'''
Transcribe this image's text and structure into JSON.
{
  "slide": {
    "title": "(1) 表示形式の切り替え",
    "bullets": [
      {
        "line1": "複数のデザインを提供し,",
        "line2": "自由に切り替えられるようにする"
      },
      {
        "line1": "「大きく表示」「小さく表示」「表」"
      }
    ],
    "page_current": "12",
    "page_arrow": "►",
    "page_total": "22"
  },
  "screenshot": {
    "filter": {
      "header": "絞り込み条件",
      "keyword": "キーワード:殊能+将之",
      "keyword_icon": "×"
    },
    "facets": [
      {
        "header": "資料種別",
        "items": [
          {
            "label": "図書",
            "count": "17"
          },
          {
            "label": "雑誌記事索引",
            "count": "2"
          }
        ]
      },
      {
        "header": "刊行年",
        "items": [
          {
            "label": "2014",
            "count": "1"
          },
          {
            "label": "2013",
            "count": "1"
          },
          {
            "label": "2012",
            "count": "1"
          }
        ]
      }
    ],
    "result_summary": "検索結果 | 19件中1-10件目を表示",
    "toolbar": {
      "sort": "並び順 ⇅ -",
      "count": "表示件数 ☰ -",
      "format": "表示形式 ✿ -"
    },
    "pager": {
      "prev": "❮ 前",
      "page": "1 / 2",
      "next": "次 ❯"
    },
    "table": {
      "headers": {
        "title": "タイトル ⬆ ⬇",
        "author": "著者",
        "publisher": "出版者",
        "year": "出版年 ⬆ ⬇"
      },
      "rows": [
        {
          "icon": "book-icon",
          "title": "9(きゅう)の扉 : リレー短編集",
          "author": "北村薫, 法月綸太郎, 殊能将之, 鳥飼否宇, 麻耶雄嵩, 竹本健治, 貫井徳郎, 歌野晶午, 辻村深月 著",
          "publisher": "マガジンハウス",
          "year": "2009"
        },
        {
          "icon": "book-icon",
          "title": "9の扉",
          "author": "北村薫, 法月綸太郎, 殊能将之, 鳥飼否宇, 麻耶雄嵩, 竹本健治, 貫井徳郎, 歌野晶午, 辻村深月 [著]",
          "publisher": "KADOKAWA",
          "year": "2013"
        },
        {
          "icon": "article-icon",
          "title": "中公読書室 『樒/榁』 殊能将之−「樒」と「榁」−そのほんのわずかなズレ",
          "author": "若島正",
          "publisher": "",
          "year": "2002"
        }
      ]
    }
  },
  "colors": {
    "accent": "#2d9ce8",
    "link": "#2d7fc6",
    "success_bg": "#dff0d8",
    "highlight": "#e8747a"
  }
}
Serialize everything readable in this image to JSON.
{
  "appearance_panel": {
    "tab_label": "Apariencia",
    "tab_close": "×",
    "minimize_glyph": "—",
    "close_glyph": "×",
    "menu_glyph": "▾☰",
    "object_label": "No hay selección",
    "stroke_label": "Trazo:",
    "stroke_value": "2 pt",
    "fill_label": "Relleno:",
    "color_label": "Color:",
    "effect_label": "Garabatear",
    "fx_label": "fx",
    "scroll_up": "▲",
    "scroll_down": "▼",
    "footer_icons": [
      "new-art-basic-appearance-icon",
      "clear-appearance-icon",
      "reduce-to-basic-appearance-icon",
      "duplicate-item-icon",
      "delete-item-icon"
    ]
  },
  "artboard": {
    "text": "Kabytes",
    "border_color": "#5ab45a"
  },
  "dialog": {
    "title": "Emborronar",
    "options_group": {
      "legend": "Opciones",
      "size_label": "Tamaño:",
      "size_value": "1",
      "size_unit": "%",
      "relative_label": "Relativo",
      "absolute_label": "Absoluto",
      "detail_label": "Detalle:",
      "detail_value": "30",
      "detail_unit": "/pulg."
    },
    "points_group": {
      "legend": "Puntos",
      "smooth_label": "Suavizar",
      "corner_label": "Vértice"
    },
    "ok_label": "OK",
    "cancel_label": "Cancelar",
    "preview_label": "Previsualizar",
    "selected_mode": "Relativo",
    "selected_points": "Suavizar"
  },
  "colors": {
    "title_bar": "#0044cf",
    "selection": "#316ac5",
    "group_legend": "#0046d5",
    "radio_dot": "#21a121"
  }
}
'''
Repeat the lines from the one containing "Serialize everything readable" through the end of the listing, exactly and without any other lines; both ends are included.

*Completed task:*
Serialize everything readable in this image to JSON.
{
  "appearance_panel": {
    "tab_label": "Apariencia",
    "tab_close": "×",
    "minimize_glyph": "—",
    "close_glyph": "×",
    "menu_glyph": "▾☰",
    "object_label": "No hay selección",
    "stroke_label": "Trazo:",
    "stroke_value": "2 pt",
    "fill_label": "Relleno:",
    "color_label": "Color:",
    "effect_label": "Garabatear",
    "fx_label": "fx",
    "scroll_up": "▲",
    "scroll_down": "▼",
    "footer_icons": [
      "new-art-basic-appearance-icon",
      "clear-appearance-icon",
      "reduce-to-basic-appearance-icon",
      "duplicate-item-icon",
      "delete-item-icon"
    ]
  },
  "artboard": {
    "text": "Kabytes",
    "border_color": "#5ab45a"
  },
  "dialog": {
    "title": "Emborronar",
    "options_group": {
      "legend": "Opciones",
      "size_label": "Tamaño:",
      "size_value": "1",
      "size_unit": "%",
      "relative_label": "Relativo",
      "absolute_label": "Absoluto",
      "detail_label": "Detalle:",
      "detail_value": "30",
      "detail_unit": "/pulg."
    },
    "points_group": {
      "legend": "Puntos",
      "smooth_label": "Suavizar",
      "corner_label": "Vértice"
    },
    "ok_label": "OK",
    "cancel_label": "Cancelar",
    "preview_label": "Previsualizar",
    "selected_mode": "Relativo",
    "selected_points": "Suavizar"
  },
  "colors": {
    "title_bar": "#0044cf",
    "selection": "#316ac5",
    "group_legend": "#0046d5",
    "radio_dot": "#21a121"
  }
}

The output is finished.